Directions -
Give the data a second time, exactly and in full.

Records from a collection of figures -
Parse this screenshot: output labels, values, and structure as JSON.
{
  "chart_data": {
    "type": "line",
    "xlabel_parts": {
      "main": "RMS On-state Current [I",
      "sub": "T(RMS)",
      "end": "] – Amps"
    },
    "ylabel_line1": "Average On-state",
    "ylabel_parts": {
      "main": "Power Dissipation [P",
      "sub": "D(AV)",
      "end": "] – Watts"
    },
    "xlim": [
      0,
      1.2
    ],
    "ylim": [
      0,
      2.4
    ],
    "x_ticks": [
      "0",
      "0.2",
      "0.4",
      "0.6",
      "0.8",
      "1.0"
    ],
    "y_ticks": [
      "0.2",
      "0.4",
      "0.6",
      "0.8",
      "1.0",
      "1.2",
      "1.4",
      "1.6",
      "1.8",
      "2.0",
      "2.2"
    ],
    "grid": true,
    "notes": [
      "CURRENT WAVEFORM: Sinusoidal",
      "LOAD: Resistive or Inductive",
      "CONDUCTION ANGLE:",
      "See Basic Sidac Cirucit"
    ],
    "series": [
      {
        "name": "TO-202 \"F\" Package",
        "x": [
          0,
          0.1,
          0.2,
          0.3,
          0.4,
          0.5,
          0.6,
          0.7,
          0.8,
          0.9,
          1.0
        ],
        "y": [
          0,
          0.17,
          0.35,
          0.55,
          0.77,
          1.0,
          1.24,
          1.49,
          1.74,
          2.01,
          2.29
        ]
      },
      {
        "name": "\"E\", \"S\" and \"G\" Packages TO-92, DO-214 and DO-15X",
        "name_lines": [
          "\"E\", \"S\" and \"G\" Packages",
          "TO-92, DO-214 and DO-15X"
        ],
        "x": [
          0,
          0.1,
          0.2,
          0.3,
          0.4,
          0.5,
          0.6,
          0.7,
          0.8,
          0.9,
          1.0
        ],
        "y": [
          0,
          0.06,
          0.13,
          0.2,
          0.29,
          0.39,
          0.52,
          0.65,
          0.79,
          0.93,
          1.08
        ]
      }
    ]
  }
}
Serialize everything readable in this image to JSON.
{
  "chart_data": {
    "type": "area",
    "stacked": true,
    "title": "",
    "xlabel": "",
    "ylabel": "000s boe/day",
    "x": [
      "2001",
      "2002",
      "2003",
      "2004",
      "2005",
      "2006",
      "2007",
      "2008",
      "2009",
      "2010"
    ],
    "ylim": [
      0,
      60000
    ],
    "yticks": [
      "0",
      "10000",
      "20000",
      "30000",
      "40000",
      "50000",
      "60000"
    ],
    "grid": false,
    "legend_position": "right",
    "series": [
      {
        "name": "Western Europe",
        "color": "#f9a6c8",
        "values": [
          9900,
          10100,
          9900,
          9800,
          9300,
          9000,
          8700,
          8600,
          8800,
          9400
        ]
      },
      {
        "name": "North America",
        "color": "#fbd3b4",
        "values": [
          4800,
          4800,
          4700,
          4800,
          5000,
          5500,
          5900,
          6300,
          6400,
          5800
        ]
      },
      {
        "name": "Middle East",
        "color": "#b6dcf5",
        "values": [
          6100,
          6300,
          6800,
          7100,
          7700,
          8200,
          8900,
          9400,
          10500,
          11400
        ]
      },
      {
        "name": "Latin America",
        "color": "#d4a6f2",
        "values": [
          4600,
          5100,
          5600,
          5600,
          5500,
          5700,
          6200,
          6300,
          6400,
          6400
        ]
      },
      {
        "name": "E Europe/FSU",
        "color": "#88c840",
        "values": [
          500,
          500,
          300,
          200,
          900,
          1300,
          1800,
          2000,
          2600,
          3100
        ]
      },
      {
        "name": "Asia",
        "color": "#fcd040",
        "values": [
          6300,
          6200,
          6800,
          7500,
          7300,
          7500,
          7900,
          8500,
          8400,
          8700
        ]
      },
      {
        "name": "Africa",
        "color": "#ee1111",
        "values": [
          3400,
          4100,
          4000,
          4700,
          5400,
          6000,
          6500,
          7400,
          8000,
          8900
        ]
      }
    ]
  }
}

Solution to the exercise -
Parse this screenshot: output labels, values, and structure as JSON.
{
  "chart_data": {
    "type": "line",
    "xlabel_parts": {
      "main": "RMS On-state Current [I",
      "sub": "T(RMS)",
      "end": "] – Amps"
    },
    "ylabel_line1": "Average On-state",
    "ylabel_parts": {
      "main": "Power Dissipation [P",
      "sub": "D(AV)",
      "end": "] – Watts"
    },
    "xlim": [
      0,
      1.2
    ],
    "ylim": [
      0,
      2.4
    ],
    "x_ticks": [
      "0",
      "0.2",
      "0.4",
      "0.6",
      "0.8",
      "1.0"
    ],
    "y_ticks": [
      "0.2",
      "0.4",
      "0.6",
      "0.8",
      "1.0",
      "1.2",
      "1.4",
      "1.6",
      "1.8",
      "2.0",
      "2.2"
    ],
    "grid": true,
    "notes": [
      "CURRENT WAVEFORM: Sinusoidal",
      "LOAD: Resistive or Inductive",
      "CONDUCTION ANGLE:",
      "See Basic Sidac Cirucit"
    ],
    "series": [
      {
        "name": "TO-202 \"F\" Package",
        "x": [
          0,
          0.1,
          0.2,
          0.3,
          0.4,
          0.5,
          0.6,
          0.7,
          0.8,
          0.9,
          1.0
        ],
        "y": [
          0,
          0.17,
          0.35,
          0.55,
          0.77,
          1.0,
          1.24,
          1.49,
          1.74,
          2.01,
          2.29
        ]
      },
      {
        "name": "\"E\", \"S\" and \"G\" Packages TO-92, DO-214 and DO-15X",
        "name_lines": [
          "\"E\", \"S\" and \"G\" Packages",
          "TO-92, DO-214 and DO-15X"
        ],
        "x": [
          0,
          0.1,
          0.2,
          0.3,
          0.4,
          0.5,
          0.6,
          0.7,
          0.8,
          0.9,
          1.0
        ],
        "y": [
          0,
          0.06,
          0.13,
          0.2,
          0.29,
          0.39,
          0.52,
          0.65,
          0.79,
          0.93,
          1.08
        ]
      }
    ]
  }
}
Serialize everything readable in this image to JSON.
{
  "chart_data": {
    "type": "area",
    "stacked": true,
    "title": "",
    "xlabel": "",
    "ylabel": "000s boe/day",
    "x": [
      "2001",
      "2002",
      "2003",
      "2004",
      "2005",
      "2006",
      "2007",
      "2008",
      "2009",
      "2010"
    ],
    "ylim": [
      0,
      60000
    ],
    "yticks": [
      "0",
      "10000",
      "20000",
      "30000",
      "40000",
      "50000",
      "60000"
    ],
    "grid": false,
    "legend_position": "right",
    "series": [
      {
        "name": "Western Europe",
        "color": "#f9a6c8",
        "values": [
          9900,
          10100,
          9900,
          9800,
          9300,
          9000,
          8700,
          8600,
          8800,
          9400
        ]
      },
      {
        "name": "North America",
        "color": "#fbd3b4",
        "values": [
          4800,
          4800,
          4700,
          4800,
          5000,
          5500,
          5900,
          6300,
          6400,
          5800
        ]
      },
      {
        "name": "Middle East",
        "color": "#b6dcf5",
        "values": [
          6100,
          6300,
          6800,
          7100,
          7700,
          8200,
          8900,
          9400,
          10500,
          11400
        ]
      },
      {
        "name": "Latin America",
        "color": "#d4a6f2",
        "values": [
          4600,
          5100,
          5600,
          5600,
          5500,
          5700,
          6200,
          6300,
          6400,
          6400
        ]
      },
      {
        "name": "E Europe/FSU",
        "color": "#88c840",
        "values": [
          500,
          500,
          300,
          200,
          900,
          1300,
          1800,
          2000,
          2600,
          3100
        ]
      },
      {
        "name": "Asia",
        "color": "#fcd040",
        "values": [
          6300,
          6200,
          6800,
          7500,
          7300,
          7500,
          7900,
          8500,
          8400,
          8700
        ]
      },
      {
        "name": "Africa",
        "color": "#ee1111",
        "values": [
          3400,
          4100,
          4000,
          4700,
          5400,
          6000,
          6500,
          7400,
          8000,
          8900
        ]
      }
    ]
  }
}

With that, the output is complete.